_Problem set_:
• A. Answer these questions using the excerpt on protein simulation methods:
(i) What collision frequency does the Langevin thermostat use in the production simulations?
(ii) How often are production simulations saved for analysis?
(iii) At which times in the longer production runs are the starting configurations for the short MSD simulations taken?
• B. Carry on the excerpt on protein simulation methods and results from its last line.

_Source extract_:
※
The starting configuration for each production simulation is selected from the last 1 ns of the NpT equilibration, under the condition that it has the box density closest to the average for that simulation. The production simulations are performed in the NVT ensemble, for 5 × 108 steps, corresponding to 0.5 μs for carbonic anhydrase and 1 μs for all other proteins. The simulations for the carbonic anhydrases were not extended to 1 μs because the proteins remain conformationally stable within the simulated time. For the production simulations, we use the Langevin thermostat with a collision frequency of 0.01 ps−1. This low collision frequency is necessary to reduce the impact of the thermostat on the dynamics of the system. Prior work (60) has shown that this low collision frequency leads to self-diffusivity, rotational correlation time, and shear viscosity values within 2% of those obtained from simulations in the NVE ensemble at the same temperature. The average temperature in our simulations remains at its target value despite the low collision frequency of the thermostat. Production simulations are saved every 100 ps for analysis.

For the calculation of the mean-square displacement (MSD) for timescales <100 ps, we perform three production simulations for each protein and each KCl concentration, each lasting 1 ns and, with configurations, saved every 100 fs. The starting configuration for each simulation is taken from the longer production runs, at t ϵ{100, 500, 900} ns.

Results

Optimizing parameters for K+ carboxylate interactions

The activity derivative of potassium acetate solutions with molality bKCH3COO ϵ{0.5, 1, 2} mol/kg calculated in simulation is shown in Fig. 3.

Figure 3.
※
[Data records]
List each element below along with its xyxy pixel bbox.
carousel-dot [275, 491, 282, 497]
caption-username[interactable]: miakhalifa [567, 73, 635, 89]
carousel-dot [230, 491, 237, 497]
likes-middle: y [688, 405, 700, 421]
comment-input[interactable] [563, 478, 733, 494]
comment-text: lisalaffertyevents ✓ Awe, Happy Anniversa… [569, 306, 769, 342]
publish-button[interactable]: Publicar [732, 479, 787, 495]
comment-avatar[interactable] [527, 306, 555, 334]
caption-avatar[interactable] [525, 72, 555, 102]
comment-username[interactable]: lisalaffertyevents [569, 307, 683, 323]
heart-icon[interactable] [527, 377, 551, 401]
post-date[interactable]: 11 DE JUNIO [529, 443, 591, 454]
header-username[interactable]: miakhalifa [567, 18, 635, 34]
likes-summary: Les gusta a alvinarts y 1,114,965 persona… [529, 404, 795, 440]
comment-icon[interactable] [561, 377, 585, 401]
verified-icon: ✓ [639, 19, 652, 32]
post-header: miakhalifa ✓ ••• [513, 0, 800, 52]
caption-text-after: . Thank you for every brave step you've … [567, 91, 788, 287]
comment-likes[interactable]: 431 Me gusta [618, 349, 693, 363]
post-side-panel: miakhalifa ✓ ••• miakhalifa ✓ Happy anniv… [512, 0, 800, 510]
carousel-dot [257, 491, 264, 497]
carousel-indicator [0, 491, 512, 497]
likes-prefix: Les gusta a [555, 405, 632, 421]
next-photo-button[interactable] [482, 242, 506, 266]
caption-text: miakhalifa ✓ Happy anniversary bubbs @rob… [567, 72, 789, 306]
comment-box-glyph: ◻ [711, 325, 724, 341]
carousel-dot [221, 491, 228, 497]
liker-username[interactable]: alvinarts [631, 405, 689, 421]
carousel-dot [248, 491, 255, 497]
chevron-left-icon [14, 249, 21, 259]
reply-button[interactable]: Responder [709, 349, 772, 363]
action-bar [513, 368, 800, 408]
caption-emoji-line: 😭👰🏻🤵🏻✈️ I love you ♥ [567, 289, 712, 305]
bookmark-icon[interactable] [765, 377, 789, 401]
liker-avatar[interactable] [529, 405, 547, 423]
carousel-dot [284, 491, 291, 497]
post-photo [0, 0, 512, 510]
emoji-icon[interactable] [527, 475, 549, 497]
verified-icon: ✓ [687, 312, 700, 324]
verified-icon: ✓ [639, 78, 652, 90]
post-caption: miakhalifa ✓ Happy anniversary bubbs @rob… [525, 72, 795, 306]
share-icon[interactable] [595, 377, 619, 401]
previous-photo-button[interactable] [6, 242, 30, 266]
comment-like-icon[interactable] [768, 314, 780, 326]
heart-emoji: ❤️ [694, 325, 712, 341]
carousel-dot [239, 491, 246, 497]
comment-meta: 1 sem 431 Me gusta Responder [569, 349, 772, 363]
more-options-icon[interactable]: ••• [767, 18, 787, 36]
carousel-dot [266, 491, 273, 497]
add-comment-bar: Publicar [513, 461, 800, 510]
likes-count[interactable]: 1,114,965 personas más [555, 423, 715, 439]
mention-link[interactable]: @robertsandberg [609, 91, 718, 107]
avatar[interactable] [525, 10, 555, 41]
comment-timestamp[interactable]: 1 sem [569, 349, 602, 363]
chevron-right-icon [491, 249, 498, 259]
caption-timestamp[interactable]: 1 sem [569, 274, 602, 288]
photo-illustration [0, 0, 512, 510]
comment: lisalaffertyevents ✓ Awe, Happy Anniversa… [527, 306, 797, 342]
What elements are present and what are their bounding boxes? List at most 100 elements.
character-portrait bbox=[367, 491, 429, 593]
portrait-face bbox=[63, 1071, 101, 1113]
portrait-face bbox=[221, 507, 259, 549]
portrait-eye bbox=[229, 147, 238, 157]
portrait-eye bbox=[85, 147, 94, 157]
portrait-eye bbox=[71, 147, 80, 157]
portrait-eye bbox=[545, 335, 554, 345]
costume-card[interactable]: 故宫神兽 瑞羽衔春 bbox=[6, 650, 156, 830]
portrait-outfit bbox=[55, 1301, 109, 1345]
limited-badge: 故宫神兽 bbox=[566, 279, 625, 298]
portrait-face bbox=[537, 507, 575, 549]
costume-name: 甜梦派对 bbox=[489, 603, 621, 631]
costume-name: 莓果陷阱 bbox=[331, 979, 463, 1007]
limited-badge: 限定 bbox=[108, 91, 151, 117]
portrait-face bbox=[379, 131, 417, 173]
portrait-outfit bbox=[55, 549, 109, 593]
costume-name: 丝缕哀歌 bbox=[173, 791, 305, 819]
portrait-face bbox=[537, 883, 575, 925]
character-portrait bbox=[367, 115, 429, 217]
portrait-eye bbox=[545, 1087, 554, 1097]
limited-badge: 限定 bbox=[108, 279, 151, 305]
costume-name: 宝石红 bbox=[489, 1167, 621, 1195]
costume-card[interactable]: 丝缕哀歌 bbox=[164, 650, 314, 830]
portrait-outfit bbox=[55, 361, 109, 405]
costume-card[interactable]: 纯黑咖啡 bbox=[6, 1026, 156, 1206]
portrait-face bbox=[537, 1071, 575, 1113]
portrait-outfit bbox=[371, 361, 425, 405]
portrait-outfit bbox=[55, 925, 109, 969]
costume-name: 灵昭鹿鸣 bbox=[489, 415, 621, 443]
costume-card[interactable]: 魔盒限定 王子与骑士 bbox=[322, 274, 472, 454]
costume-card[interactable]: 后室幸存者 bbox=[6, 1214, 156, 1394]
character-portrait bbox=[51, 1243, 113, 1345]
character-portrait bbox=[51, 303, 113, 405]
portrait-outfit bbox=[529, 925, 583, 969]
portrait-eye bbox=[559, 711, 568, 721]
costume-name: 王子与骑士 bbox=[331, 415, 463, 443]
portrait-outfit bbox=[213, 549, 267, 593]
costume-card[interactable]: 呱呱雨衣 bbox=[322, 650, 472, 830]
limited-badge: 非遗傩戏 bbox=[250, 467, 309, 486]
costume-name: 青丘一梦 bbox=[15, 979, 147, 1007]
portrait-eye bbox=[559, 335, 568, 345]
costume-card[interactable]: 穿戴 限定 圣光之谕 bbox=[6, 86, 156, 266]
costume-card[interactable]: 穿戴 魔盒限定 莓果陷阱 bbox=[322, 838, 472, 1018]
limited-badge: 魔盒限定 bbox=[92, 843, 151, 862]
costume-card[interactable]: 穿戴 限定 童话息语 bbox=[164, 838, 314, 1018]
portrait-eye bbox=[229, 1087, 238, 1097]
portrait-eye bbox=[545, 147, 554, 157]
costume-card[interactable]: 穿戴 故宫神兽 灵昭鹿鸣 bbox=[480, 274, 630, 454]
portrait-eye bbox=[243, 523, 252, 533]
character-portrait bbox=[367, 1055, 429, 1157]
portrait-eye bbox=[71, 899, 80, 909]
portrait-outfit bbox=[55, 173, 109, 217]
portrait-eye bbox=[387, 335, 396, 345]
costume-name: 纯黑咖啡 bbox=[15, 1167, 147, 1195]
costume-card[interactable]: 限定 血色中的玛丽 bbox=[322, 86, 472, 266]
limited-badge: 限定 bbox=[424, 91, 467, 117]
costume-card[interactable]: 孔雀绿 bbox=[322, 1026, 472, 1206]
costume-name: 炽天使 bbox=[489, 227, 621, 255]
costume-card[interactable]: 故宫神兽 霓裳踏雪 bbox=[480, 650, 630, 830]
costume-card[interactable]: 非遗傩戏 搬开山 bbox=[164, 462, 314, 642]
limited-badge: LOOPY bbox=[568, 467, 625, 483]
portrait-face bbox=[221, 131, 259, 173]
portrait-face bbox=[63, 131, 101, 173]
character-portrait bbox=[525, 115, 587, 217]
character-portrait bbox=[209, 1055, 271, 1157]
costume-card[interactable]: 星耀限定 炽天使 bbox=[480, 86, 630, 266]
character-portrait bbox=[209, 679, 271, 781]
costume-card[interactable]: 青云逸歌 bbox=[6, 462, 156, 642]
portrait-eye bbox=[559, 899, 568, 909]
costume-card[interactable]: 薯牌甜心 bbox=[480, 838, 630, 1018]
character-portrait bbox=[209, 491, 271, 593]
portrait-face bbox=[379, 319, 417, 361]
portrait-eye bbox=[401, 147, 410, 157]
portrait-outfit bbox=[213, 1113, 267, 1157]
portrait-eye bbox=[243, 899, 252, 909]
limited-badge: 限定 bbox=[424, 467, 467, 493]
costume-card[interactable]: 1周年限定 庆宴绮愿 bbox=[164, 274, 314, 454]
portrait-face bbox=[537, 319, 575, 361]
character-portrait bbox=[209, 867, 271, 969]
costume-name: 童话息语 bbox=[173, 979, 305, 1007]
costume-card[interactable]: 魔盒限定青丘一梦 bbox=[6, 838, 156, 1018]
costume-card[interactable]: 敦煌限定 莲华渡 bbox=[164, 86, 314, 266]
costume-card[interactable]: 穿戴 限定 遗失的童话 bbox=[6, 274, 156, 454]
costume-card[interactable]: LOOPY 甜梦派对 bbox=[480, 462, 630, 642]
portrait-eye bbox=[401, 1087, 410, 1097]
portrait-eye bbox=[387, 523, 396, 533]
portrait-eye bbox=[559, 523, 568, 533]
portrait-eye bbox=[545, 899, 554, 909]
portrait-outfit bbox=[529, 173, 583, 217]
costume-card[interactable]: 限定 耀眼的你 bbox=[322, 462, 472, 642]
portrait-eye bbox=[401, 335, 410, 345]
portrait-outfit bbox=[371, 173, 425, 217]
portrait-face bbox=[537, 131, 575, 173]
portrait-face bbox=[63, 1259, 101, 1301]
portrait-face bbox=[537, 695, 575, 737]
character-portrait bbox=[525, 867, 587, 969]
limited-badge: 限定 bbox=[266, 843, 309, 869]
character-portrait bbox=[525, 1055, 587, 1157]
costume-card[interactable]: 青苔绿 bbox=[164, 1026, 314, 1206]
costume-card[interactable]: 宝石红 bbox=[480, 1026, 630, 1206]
※
_Your responses_:
• A.
(i) 0.01 ps−1
(ii) Every 100 ps
(iii) At t ϵ{100, 500, 900} ns

• B.
Figure 3

(ac) Molar solution activity derivative (red points) of potassium acetate solutions as a function of the multiplicative scaling factor (fRmin,K+O; see Eq. 12) applied to the LJ Rmin,K+O,LB parameter governing the interactions between K+ and carboxylates. The error bars are the standard error of the mean calculated from three independent production simulations. The red lines are a guide to the eye. The green line shows the experimental reference value; see also Table 2. The area between the two horizontal dashed lines regions show the ±7% deviation from the experimental value. The two vertical dashed lines delimit the range of scaling factors acceptable for the three concentrations. (d) RDF of potassium and the carbon bonded to the oxygens of acetate (the same simulations as in a) for the indicated values of the scaling factor fRmin,K+O. To see this figure in color, go online.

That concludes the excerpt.